• **The task**:
What follows is a set of entries. Repeat them exactly, but not their pictures.

* START Supplied records *

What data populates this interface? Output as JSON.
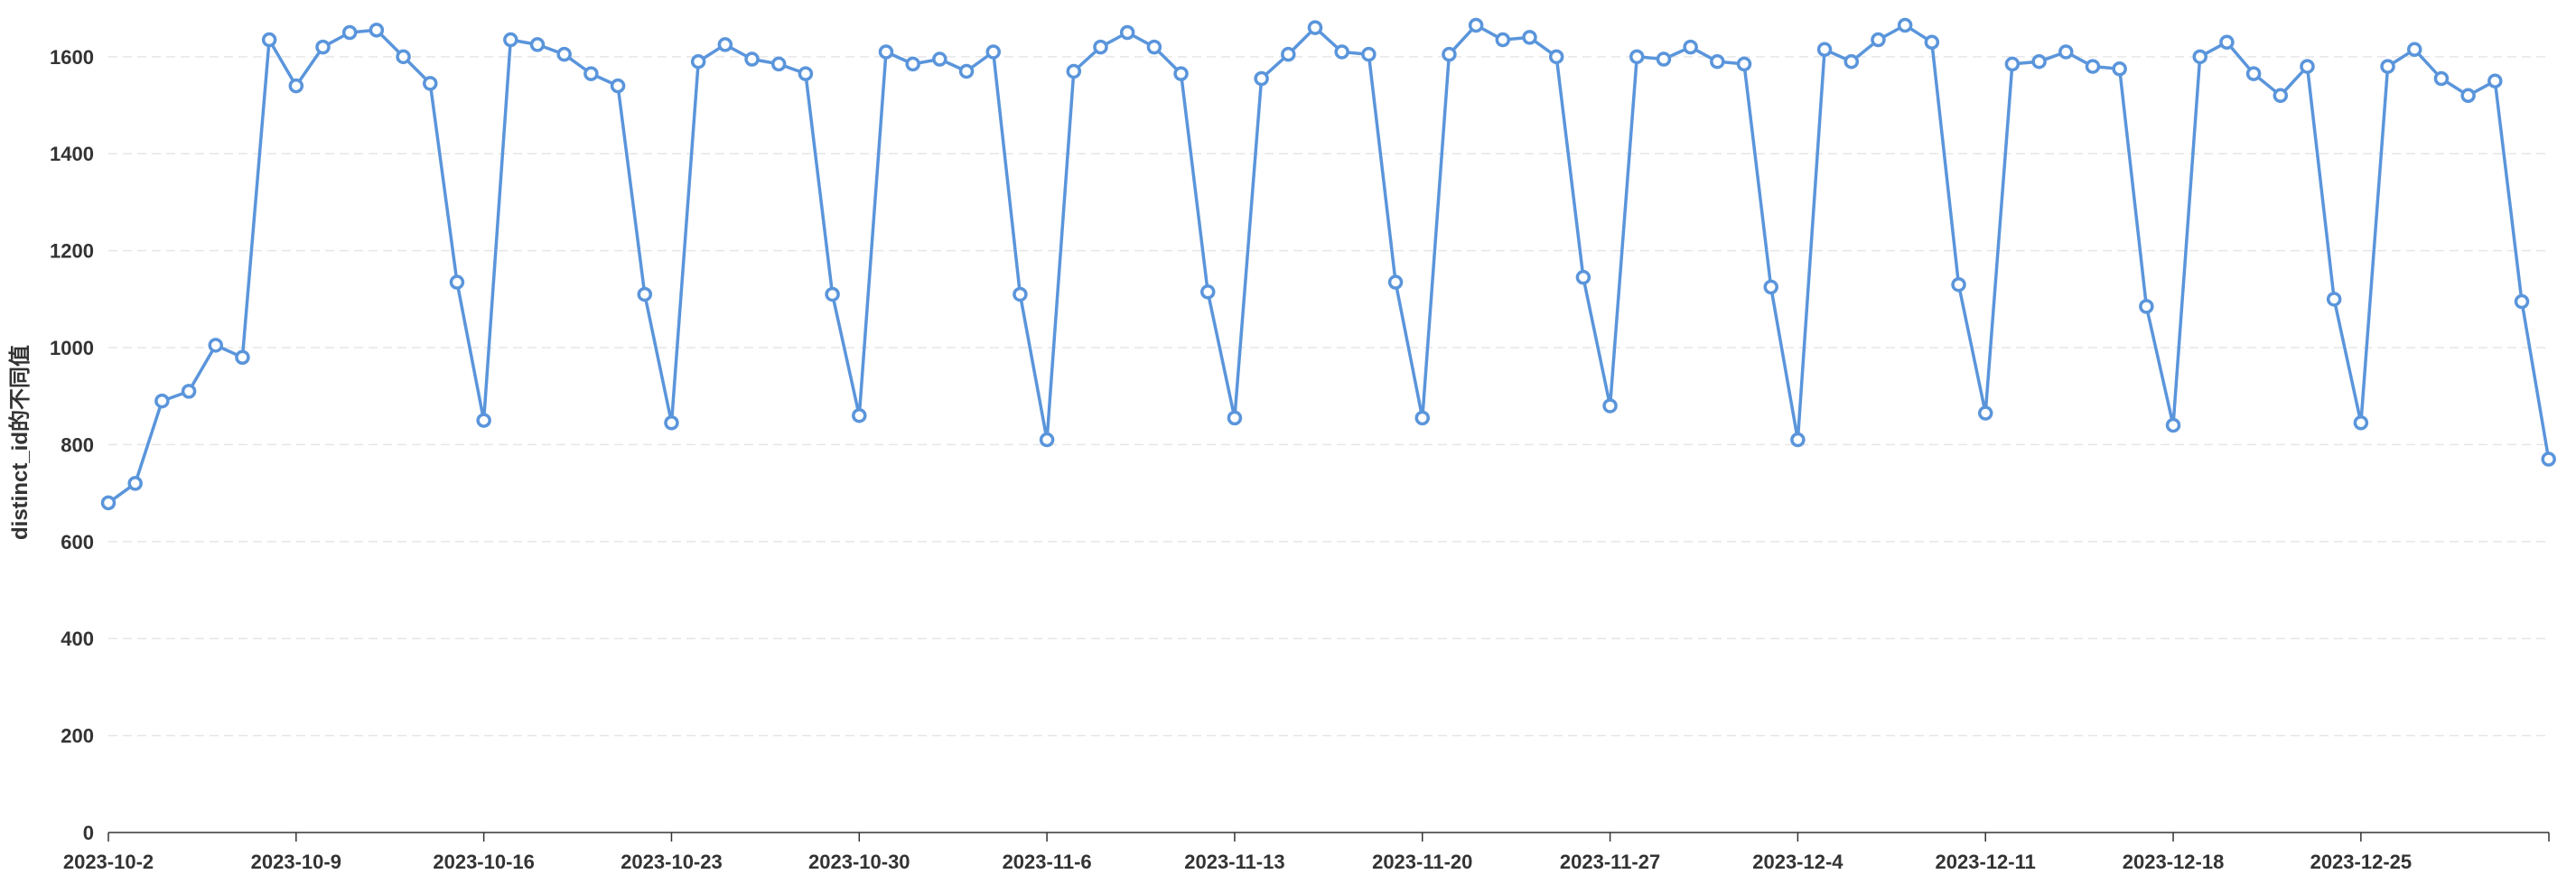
{
  "chart_data": {
    "type": "line",
    "xlabel": "",
    "ylabel": "distinct_id的不同值",
    "ylim": [
      0,
      1650
    ],
    "yticks": [
      0,
      200,
      400,
      600,
      800,
      1000,
      1200,
      1400,
      1600
    ],
    "grid": true,
    "legend": "none",
    "x_start": "2023-10-2",
    "x_end": "2023-12-31",
    "xticks": [
      "2023-10-2",
      "2023-10-9",
      "2023-10-16",
      "2023-10-23",
      "2023-10-30",
      "2023-11-6",
      "2023-11-13",
      "2023-11-20",
      "2023-11-27",
      "2023-12-4",
      "2023-12-11",
      "2023-12-18",
      "2023-12-25"
    ],
    "series": [
      {
        "color": "#5a95db",
        "values": [
          680,
          720,
          890,
          910,
          1005,
          980,
          1635,
          1540,
          1620,
          1650,
          1655,
          1600,
          1545,
          1135,
          850,
          1635,
          1625,
          1605,
          1565,
          1540,
          1110,
          845,
          1590,
          1625,
          1595,
          1585,
          1565,
          1110,
          860,
          1610,
          1585,
          1595,
          1570,
          1610,
          1110,
          810,
          1570,
          1620,
          1650,
          1620,
          1565,
          1115,
          855,
          1555,
          1605,
          1660,
          1610,
          1605,
          1135,
          855,
          1605,
          1665,
          1635,
          1640,
          1600,
          1145,
          880,
          1600,
          1595,
          1620,
          1590,
          1585,
          1125,
          810,
          1615,
          1590,
          1635,
          1665,
          1630,
          1130,
          865,
          1585,
          1590,
          1610,
          1580,
          1575,
          1085,
          840,
          1600,
          1630,
          1565,
          1520,
          1580,
          1100,
          845,
          1580,
          1615,
          1555,
          1520,
          1550,
          1095,
          770
        ]
      }
    ]
  }
}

* END Supplied records *

• **Written response**:
What data populates this interface? Output as JSON.
{
  "chart_data": {
    "type": "line",
    "xlabel": "",
    "ylabel": "distinct_id的不同值",
    "ylim": [
      0,
      1650
    ],
    "yticks": [
      0,
      200,
      400,
      600,
      800,
      1000,
      1200,
      1400,
      1600
    ],
    "grid": true,
    "legend": "none",
    "x_start": "2023-10-2",
    "x_end": "2023-12-31",
    "xticks": [
      "2023-10-2",
      "2023-10-9",
      "2023-10-16",
      "2023-10-23",
      "2023-10-30",
      "2023-11-6",
      "2023-11-13",
      "2023-11-20",
      "2023-11-27",
      "2023-12-4",
      "2023-12-11",
      "2023-12-18",
      "2023-12-25"
    ],
    "series": [
      {
        "color": "#5a95db",
        "values": [
          680,
          720,
          890,
          910,
          1005,
          980,
          1635,
          1540,
          1620,
          1650,
          1655,
          1600,
          1545,
          1135,
          850,
          1635,
          1625,
          1605,
          1565,
          1540,
          1110,
          845,
          1590,
          1625,
          1595,
          1585,
          1565,
          1110,
          860,
          1610,
          1585,
          1595,
          1570,
          1610,
          1110,
          810,
          1570,
          1620,
          1650,
          1620,
          1565,
          1115,
          855,
          1555,
          1605,
          1660,
          1610,
          1605,
          1135,
          855,
          1605,
          1665,
          1635,
          1640,
          1600,
          1145,
          880,
          1600,
          1595,
          1620,
          1590,
          1585,
          1125,
          810,
          1615,
          1590,
          1635,
          1665,
          1630,
          1130,
          865,
          1585,
          1590,
          1610,
          1580,
          1575,
          1085,
          840,
          1600,
          1630,
          1565,
          1520,
          1580,
          1100,
          845,
          1580,
          1615,
          1555,
          1520,
          1550,
          1095,
          770
        ]
      }
    ]
  }
}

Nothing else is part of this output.